§ **Aim of the exercise**: Express the material from its first line up to and including the line that contains "Circle shape: [183, 37, 186, 40]" as a Markdown table with the columns Row and Line. Number each row and leave out any blank lines.

(Listings of element locations)
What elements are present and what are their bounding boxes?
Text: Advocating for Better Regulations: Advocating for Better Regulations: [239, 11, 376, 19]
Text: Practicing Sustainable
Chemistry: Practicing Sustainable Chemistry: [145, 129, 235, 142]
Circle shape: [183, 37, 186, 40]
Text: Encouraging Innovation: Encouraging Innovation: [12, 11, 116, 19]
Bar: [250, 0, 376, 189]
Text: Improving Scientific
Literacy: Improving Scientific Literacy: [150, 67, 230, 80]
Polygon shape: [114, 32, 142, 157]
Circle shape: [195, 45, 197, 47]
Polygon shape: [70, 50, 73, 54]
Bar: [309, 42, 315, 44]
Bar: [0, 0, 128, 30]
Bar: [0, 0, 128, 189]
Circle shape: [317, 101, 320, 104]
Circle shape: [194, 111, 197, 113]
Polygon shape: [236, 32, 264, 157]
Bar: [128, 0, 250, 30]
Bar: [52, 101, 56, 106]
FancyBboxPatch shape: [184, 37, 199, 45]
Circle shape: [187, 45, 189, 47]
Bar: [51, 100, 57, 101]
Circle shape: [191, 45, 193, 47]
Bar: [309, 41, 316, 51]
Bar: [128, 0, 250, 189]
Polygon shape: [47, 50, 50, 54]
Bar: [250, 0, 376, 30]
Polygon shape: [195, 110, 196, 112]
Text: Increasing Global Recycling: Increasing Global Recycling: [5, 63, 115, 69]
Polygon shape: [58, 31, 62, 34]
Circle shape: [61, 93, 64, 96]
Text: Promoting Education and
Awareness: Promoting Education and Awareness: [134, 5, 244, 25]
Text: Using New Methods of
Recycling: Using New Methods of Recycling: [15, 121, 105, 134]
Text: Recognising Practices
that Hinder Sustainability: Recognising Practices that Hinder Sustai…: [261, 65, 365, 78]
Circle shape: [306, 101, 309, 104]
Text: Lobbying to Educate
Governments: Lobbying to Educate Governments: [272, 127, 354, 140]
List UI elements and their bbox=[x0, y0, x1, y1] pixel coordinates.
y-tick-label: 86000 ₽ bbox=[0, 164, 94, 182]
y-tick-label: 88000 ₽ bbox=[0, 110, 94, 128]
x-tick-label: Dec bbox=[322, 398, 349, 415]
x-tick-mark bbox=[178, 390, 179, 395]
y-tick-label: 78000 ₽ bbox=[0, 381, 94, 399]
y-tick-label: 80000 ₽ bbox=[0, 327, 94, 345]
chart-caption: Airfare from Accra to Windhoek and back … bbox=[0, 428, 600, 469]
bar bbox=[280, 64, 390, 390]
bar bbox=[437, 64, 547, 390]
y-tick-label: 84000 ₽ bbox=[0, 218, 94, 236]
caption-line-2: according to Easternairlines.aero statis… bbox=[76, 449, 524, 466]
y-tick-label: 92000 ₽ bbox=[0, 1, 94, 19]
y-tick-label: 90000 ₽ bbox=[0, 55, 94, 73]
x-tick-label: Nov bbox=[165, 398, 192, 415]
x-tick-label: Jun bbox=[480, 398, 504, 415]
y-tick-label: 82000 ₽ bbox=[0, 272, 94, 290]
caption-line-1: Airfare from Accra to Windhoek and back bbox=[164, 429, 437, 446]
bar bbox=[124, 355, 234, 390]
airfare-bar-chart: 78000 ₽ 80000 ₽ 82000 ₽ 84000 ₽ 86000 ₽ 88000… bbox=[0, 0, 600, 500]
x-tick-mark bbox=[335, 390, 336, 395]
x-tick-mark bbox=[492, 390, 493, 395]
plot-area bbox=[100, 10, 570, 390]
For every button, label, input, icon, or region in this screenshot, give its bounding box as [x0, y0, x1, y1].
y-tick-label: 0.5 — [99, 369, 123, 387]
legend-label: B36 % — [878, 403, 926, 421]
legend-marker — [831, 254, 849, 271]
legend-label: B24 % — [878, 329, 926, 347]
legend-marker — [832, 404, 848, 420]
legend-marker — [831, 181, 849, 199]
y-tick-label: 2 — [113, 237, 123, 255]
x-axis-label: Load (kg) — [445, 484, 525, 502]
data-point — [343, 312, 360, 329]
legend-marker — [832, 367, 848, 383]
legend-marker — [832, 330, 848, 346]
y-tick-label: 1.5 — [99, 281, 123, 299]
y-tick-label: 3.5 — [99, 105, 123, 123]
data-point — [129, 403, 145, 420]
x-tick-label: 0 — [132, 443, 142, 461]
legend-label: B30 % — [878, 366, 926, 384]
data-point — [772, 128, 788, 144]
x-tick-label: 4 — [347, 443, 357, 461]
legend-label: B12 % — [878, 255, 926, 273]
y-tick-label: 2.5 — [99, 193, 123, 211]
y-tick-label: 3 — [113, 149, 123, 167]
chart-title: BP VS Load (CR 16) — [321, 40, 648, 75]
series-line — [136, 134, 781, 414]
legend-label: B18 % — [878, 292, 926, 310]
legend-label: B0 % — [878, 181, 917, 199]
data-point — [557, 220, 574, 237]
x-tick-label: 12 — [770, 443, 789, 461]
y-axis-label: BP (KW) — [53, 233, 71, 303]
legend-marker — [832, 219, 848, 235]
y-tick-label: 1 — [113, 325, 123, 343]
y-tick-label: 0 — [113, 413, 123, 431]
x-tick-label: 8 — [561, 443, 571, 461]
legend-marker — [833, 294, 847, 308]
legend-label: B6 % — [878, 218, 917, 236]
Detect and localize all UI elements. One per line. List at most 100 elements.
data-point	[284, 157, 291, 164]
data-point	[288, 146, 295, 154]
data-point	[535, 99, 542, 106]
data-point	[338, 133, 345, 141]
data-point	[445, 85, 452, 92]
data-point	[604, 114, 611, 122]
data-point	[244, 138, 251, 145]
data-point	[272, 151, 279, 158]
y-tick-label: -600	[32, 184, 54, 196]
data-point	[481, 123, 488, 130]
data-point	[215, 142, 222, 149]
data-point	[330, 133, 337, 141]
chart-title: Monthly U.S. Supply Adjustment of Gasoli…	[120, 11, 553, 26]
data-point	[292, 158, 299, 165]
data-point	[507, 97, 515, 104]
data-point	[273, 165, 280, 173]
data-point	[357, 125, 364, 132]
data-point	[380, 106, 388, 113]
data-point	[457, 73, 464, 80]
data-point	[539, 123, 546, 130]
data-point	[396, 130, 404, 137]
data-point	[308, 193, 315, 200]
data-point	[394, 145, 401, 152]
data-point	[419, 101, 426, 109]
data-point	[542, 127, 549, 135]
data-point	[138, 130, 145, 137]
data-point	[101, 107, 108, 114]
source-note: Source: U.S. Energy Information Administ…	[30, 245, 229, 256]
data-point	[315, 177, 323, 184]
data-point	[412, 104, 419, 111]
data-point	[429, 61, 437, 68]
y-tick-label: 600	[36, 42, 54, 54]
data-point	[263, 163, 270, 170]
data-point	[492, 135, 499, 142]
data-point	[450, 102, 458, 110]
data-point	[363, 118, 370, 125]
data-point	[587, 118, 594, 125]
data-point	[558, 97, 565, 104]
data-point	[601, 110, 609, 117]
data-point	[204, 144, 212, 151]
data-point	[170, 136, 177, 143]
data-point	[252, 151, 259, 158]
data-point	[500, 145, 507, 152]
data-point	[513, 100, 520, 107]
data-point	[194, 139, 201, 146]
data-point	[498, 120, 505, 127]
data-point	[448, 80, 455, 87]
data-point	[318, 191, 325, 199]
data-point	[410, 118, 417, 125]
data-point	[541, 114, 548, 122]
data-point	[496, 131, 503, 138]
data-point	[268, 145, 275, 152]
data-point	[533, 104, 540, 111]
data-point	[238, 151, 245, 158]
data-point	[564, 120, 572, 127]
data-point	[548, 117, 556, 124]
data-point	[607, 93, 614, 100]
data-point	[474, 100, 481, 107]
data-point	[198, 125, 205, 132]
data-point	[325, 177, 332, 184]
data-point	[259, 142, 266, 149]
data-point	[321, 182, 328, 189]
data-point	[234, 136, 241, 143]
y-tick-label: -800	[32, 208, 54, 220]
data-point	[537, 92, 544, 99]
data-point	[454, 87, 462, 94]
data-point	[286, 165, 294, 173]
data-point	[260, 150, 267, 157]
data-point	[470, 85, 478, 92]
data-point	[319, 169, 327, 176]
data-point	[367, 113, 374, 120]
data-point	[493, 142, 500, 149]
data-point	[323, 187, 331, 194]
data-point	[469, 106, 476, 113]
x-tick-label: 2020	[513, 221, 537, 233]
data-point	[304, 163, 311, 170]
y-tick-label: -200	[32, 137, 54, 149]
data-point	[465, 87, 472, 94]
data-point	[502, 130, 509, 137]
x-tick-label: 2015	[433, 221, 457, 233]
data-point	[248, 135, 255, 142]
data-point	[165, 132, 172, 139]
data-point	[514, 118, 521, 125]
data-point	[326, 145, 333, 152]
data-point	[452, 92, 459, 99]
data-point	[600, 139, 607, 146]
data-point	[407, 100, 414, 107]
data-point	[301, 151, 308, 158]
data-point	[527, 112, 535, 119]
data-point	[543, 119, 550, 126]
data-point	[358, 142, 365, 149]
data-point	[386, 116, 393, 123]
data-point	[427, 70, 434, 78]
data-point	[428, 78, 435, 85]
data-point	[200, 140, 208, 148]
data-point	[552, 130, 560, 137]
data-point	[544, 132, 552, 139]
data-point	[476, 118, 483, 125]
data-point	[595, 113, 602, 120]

§ **Result of this task**:
| Row | Line |
|---|---|
| 1 | What elements are present and what are their bounding boxes? |
| 2 | Text: Advocating for Better Regulations: Advocating for Better Regulations: [239, 11, 376, 19] |
| 3 | Text: Practicing Sustainable |
| 4 | Chemistry: Practicing Sustainable Chemistry: [145, 129, 235, 142] |
| 5 | Circle shape: [183, 37, 186, 40] |